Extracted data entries
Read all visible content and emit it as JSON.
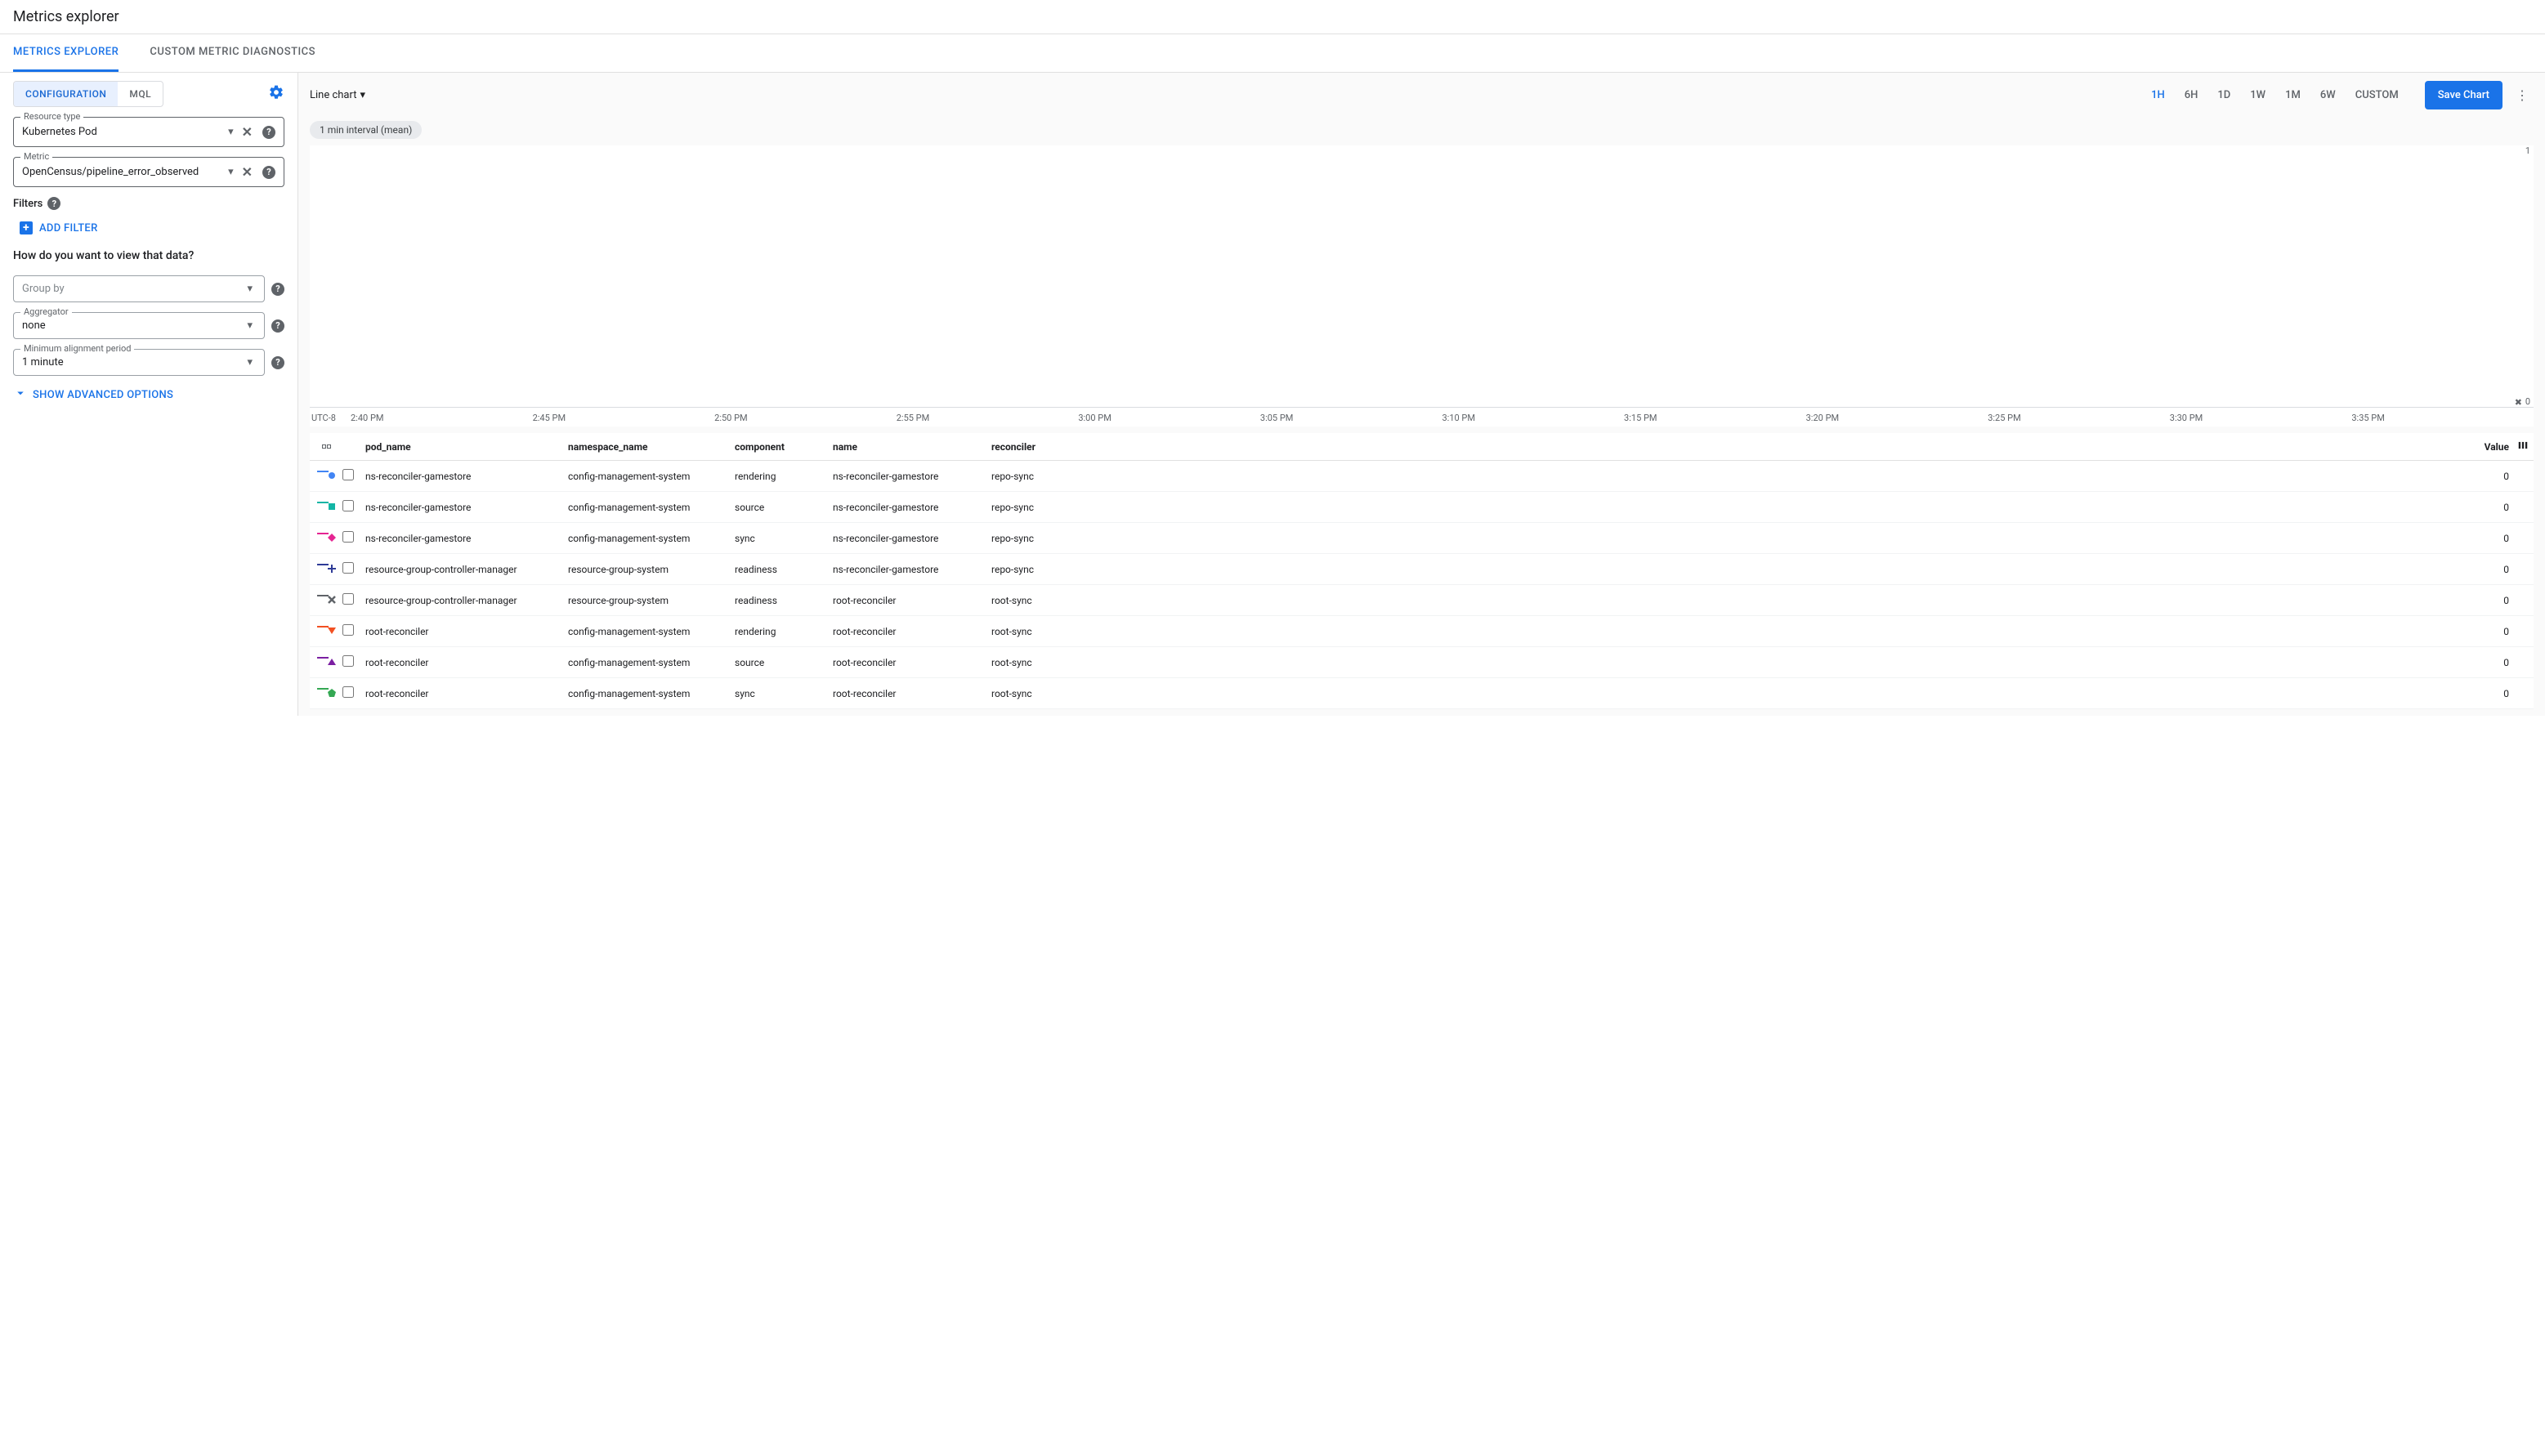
{
  "page_title": "Metrics explorer",
  "tabs": [
    "METRICS EXPLORER",
    "CUSTOM METRIC DIAGNOSTICS"
  ],
  "subtabs": [
    "CONFIGURATION",
    "MQL"
  ],
  "sidebar": {
    "resource_type_label": "Resource type",
    "resource_type_value": "Kubernetes Pod",
    "metric_label": "Metric",
    "metric_value": "OpenCensus/pipeline_error_observed",
    "filters_label": "Filters",
    "add_filter": "ADD FILTER",
    "view_question": "How do you want to view that data?",
    "groupby_placeholder": "Group by",
    "aggregator_label": "Aggregator",
    "aggregator_value": "none",
    "alignment_label": "Minimum alignment period",
    "alignment_value": "1 minute",
    "advanced": "SHOW ADVANCED OPTIONS"
  },
  "toolbar": {
    "chart_type": "Line chart",
    "ranges": [
      "1H",
      "6H",
      "1D",
      "1W",
      "1M",
      "6W",
      "CUSTOM"
    ],
    "active_range": "1H",
    "save": "Save Chart",
    "interval": "1 min interval (mean)"
  },
  "chart_data": {
    "type": "line",
    "y_max": "1",
    "y_min": "0",
    "timezone": "UTC-8",
    "x_ticks": [
      "2:40 PM",
      "2:45 PM",
      "2:50 PM",
      "2:55 PM",
      "3:00 PM",
      "3:05 PM",
      "3:10 PM",
      "3:15 PM",
      "3:20 PM",
      "3:25 PM",
      "3:30 PM",
      "3:35 PM"
    ],
    "series_all_zero": true
  },
  "legend": {
    "headers": {
      "pod": "pod_name",
      "ns": "namespace_name",
      "comp": "component",
      "name": "name",
      "rec": "reconciler",
      "val": "Value"
    },
    "rows": [
      {
        "color": "#4285f4",
        "shape": "circle",
        "pod": "ns-reconciler-gamestore",
        "ns": "config-management-system",
        "comp": "rendering",
        "name": "ns-reconciler-gamestore",
        "rec": "repo-sync",
        "val": "0"
      },
      {
        "color": "#12b5a5",
        "shape": "square",
        "pod": "ns-reconciler-gamestore",
        "ns": "config-management-system",
        "comp": "source",
        "name": "ns-reconciler-gamestore",
        "rec": "repo-sync",
        "val": "0"
      },
      {
        "color": "#e52592",
        "shape": "diamond",
        "pod": "ns-reconciler-gamestore",
        "ns": "config-management-system",
        "comp": "sync",
        "name": "ns-reconciler-gamestore",
        "rec": "repo-sync",
        "val": "0"
      },
      {
        "color": "#2e3b97",
        "shape": "plus",
        "pod": "resource-group-controller-manager",
        "ns": "resource-group-system",
        "comp": "readiness",
        "name": "ns-reconciler-gamestore",
        "rec": "repo-sync",
        "val": "0"
      },
      {
        "color": "#5f6368",
        "shape": "x",
        "pod": "resource-group-controller-manager",
        "ns": "resource-group-system",
        "comp": "readiness",
        "name": "root-reconciler",
        "rec": "root-sync",
        "val": "0"
      },
      {
        "color": "#f25022",
        "shape": "tri-down",
        "pod": "root-reconciler",
        "ns": "config-management-system",
        "comp": "rendering",
        "name": "root-reconciler",
        "rec": "root-sync",
        "val": "0"
      },
      {
        "color": "#7b1fa2",
        "shape": "tri-up",
        "pod": "root-reconciler",
        "ns": "config-management-system",
        "comp": "source",
        "name": "root-reconciler",
        "rec": "root-sync",
        "val": "0"
      },
      {
        "color": "#34a853",
        "shape": "pentagon",
        "pod": "root-reconciler",
        "ns": "config-management-system",
        "comp": "sync",
        "name": "root-reconciler",
        "rec": "root-sync",
        "val": "0"
      }
    ]
  }
}
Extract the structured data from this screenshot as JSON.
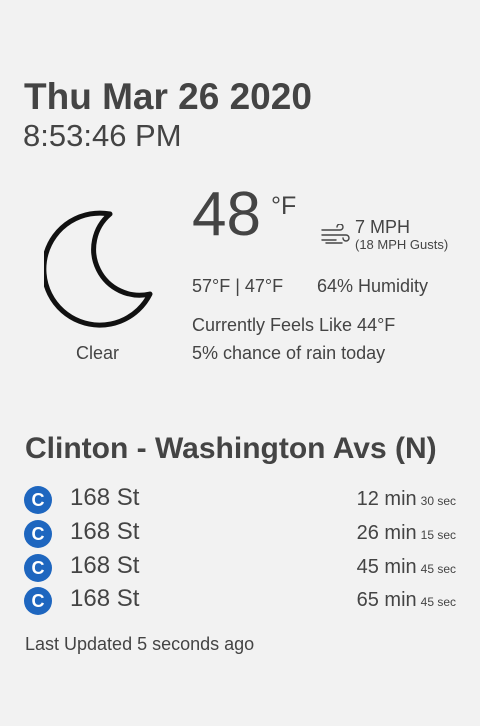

* _EXERCISE AIM_: Look back over the material above and state how many lines hold the word "shape". Write the number and nothing else.

* _PROBLEM SOLUTION_: 8